• [PROBLEM TO WORK ON]: Compile every line that includes the word "města".
···
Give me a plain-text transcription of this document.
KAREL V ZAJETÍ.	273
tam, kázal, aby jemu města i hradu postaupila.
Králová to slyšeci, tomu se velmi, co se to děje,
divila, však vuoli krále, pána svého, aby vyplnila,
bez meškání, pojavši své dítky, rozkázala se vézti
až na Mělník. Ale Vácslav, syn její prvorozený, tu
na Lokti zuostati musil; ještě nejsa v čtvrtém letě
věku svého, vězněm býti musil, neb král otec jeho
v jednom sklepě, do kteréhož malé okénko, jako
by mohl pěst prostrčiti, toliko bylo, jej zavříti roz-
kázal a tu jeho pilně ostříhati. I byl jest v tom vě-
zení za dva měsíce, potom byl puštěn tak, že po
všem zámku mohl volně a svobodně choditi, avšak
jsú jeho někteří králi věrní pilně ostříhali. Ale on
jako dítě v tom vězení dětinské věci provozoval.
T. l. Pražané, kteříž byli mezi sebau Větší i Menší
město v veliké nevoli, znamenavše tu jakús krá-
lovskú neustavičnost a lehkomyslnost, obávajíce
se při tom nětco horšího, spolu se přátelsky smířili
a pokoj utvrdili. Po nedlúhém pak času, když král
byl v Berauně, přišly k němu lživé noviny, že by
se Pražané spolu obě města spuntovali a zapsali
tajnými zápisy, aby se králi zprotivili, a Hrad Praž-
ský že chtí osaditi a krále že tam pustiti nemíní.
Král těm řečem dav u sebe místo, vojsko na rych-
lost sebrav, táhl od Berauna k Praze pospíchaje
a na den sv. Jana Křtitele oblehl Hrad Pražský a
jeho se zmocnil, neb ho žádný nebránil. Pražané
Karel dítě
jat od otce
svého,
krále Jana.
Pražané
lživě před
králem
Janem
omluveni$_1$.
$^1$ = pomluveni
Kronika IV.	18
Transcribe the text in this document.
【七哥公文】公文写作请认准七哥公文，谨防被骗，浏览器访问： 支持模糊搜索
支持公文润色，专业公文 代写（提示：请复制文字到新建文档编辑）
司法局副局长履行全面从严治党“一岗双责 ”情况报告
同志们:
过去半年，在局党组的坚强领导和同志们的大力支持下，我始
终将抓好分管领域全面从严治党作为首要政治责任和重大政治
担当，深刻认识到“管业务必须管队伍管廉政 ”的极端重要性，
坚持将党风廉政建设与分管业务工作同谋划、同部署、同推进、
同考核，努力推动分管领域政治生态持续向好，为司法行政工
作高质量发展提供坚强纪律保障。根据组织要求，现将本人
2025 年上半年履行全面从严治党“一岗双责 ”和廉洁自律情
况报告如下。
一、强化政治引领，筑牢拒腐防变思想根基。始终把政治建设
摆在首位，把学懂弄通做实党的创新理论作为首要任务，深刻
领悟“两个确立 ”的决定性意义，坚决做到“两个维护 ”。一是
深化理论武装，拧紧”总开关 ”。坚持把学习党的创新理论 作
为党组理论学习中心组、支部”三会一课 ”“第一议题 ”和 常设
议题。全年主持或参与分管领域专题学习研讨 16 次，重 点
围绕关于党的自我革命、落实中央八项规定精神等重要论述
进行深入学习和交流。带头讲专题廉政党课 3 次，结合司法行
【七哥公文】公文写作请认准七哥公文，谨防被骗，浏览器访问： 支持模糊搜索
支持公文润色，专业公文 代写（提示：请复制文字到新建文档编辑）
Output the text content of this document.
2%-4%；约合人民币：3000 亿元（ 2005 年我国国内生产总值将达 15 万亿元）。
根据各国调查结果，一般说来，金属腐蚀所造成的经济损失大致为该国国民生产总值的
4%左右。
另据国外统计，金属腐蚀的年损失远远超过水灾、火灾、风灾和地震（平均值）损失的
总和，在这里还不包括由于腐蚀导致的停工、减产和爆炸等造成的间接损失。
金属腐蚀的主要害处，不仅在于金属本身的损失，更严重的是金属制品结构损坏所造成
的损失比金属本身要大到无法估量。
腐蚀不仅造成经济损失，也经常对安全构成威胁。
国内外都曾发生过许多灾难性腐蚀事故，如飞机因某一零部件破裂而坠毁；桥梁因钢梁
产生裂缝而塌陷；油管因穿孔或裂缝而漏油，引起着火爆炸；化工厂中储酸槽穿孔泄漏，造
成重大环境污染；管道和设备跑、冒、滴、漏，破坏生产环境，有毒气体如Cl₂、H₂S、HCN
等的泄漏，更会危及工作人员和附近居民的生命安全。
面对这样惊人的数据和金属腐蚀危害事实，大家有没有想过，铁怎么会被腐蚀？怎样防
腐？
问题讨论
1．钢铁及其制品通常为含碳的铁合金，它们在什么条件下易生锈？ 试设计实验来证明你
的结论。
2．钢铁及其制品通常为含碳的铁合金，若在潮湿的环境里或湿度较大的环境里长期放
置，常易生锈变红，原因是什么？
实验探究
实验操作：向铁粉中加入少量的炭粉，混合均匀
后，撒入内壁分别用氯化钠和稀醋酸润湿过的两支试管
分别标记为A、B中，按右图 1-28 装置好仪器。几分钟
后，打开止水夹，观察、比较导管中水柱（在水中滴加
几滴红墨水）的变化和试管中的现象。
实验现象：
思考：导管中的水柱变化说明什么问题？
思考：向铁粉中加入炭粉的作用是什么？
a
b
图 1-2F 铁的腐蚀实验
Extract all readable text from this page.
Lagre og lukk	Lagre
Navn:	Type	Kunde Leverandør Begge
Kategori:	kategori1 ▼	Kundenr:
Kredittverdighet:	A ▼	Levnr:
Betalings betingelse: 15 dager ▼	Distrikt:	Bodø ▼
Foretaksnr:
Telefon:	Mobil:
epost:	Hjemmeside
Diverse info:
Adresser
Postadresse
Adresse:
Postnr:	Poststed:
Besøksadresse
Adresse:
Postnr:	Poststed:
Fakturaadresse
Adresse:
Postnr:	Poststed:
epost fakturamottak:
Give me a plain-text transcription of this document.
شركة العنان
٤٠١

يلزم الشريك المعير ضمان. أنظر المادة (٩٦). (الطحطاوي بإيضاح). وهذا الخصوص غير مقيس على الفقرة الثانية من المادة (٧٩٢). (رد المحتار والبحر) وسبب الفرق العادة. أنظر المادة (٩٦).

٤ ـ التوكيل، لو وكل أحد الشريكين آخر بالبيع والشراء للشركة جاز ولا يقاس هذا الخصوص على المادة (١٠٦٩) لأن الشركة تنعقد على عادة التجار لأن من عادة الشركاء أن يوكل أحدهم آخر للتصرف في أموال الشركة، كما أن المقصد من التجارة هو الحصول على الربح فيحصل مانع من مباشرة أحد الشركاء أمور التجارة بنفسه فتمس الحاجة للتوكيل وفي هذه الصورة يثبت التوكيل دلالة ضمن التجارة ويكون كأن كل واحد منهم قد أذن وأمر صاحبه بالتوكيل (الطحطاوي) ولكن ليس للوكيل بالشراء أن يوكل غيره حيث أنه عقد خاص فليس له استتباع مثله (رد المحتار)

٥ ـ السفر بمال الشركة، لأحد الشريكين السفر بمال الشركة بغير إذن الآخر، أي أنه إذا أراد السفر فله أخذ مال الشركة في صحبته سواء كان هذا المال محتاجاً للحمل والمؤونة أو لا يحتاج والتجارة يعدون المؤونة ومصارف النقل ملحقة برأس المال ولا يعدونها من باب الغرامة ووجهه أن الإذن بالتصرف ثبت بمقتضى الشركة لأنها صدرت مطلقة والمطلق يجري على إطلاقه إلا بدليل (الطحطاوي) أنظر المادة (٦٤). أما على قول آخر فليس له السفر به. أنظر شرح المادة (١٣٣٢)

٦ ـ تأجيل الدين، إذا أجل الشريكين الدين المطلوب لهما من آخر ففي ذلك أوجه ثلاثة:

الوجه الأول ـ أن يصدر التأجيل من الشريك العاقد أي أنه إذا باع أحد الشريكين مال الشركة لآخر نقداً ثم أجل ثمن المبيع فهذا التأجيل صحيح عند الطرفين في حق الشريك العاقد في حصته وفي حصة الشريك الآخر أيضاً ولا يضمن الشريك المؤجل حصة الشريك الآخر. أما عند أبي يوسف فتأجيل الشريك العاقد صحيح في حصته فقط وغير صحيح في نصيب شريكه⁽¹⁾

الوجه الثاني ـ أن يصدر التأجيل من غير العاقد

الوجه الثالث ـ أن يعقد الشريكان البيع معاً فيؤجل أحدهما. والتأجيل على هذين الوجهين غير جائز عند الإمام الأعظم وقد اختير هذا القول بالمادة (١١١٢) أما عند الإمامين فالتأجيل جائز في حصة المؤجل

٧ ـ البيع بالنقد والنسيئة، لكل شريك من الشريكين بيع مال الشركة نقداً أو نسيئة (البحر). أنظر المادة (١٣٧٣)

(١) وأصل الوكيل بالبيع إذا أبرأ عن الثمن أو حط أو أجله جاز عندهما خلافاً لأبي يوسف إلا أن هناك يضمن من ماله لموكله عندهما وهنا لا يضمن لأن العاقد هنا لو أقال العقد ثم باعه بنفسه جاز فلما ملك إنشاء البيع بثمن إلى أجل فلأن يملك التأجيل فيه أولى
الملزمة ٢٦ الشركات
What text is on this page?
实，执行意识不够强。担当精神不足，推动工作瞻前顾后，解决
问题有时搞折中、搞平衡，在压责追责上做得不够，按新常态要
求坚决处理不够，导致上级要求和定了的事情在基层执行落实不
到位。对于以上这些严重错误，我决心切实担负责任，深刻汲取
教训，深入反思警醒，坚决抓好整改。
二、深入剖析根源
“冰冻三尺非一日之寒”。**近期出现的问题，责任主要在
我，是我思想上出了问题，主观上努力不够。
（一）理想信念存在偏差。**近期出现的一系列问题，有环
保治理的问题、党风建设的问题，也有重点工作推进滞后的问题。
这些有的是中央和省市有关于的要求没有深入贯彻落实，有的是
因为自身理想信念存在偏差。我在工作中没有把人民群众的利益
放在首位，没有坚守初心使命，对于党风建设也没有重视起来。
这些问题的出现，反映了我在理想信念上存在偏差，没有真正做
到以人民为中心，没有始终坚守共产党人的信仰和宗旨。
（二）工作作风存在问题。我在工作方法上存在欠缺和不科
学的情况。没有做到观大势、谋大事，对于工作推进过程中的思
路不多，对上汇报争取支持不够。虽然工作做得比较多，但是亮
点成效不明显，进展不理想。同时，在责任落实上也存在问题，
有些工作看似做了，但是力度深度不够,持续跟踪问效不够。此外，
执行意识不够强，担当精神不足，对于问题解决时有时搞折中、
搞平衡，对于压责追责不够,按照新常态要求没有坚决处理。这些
···
• [WRITTEN SOLUTION]:
tam, kázal, aby jemu města i hradu postaupila.
se Pražané spolu obě města spuntovali a zapsali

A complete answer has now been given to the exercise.